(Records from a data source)
----------------
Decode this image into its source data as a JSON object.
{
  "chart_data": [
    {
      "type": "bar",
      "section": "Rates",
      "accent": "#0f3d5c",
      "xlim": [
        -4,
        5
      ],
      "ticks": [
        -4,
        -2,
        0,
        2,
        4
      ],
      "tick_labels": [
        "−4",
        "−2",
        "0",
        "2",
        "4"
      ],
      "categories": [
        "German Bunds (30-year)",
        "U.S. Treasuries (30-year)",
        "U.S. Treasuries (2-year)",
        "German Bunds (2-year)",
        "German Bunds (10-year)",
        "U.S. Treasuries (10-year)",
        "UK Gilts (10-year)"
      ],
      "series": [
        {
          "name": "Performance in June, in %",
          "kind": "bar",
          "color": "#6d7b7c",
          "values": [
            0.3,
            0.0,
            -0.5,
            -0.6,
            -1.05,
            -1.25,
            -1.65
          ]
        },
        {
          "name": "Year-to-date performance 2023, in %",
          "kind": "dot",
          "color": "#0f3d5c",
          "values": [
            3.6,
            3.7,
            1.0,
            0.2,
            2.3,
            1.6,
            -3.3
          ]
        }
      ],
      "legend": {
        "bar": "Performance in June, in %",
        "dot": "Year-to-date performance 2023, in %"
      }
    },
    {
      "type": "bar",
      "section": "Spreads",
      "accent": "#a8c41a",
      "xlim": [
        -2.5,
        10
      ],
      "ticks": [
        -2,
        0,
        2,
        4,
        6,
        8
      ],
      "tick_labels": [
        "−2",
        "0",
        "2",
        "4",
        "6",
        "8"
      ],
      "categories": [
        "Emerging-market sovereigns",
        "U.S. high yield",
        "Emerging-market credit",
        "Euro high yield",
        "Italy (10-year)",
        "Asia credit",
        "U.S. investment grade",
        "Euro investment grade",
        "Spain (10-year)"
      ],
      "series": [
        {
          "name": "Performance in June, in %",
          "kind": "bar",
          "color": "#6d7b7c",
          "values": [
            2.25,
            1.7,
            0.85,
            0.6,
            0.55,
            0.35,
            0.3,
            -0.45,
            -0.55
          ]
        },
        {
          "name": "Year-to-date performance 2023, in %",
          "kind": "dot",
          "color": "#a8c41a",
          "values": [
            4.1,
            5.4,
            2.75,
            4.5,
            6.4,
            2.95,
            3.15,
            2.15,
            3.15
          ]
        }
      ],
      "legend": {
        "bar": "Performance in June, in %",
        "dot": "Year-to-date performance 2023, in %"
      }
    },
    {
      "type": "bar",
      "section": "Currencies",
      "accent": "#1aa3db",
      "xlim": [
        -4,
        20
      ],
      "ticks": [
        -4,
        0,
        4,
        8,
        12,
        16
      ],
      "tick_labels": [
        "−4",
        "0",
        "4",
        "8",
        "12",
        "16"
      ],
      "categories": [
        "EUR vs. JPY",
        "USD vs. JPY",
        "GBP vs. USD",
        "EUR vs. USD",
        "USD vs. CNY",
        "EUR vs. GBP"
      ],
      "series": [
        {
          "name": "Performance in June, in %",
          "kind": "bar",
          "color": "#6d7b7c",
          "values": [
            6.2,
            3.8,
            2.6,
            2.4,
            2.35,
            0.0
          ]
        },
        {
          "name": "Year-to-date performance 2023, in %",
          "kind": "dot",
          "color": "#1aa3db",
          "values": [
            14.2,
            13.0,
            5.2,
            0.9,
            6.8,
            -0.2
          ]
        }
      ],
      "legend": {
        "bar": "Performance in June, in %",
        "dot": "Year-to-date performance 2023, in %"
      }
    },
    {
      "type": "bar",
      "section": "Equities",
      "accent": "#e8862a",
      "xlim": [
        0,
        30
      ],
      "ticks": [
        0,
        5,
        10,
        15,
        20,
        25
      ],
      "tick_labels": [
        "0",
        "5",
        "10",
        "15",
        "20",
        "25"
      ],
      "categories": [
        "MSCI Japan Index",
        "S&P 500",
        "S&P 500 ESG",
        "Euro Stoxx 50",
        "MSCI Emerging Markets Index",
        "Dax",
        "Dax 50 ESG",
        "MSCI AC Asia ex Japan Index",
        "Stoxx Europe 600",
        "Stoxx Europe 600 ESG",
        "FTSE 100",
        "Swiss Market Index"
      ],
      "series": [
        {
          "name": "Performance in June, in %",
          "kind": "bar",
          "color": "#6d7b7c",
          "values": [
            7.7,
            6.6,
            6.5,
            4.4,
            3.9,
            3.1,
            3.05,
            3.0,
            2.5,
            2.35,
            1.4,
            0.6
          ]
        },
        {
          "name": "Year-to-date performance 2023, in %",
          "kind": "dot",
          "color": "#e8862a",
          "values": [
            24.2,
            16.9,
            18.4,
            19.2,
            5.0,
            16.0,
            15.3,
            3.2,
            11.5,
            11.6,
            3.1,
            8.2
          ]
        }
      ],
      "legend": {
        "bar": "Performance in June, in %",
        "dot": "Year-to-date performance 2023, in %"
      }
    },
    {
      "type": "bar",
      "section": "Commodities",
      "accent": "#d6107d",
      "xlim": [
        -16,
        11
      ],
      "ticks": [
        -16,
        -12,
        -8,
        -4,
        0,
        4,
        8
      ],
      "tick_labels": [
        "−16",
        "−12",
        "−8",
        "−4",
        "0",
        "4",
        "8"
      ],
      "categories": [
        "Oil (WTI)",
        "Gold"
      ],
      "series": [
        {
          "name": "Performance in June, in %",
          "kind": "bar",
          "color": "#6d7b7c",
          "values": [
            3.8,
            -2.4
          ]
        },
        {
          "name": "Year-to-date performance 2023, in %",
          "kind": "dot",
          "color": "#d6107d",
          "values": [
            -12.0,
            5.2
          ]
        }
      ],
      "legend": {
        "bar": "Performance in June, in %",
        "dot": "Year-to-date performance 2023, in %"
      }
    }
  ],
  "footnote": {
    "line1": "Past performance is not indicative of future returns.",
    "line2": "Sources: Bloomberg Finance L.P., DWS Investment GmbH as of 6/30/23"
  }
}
----------------
All lines of the data above that include the word "Index" must be shown.

        "MSCI Japan Index",
        "MSCI Emerging Markets Index",
        "MSCI AC Asia ex Japan Index",
        "Swiss Market Index"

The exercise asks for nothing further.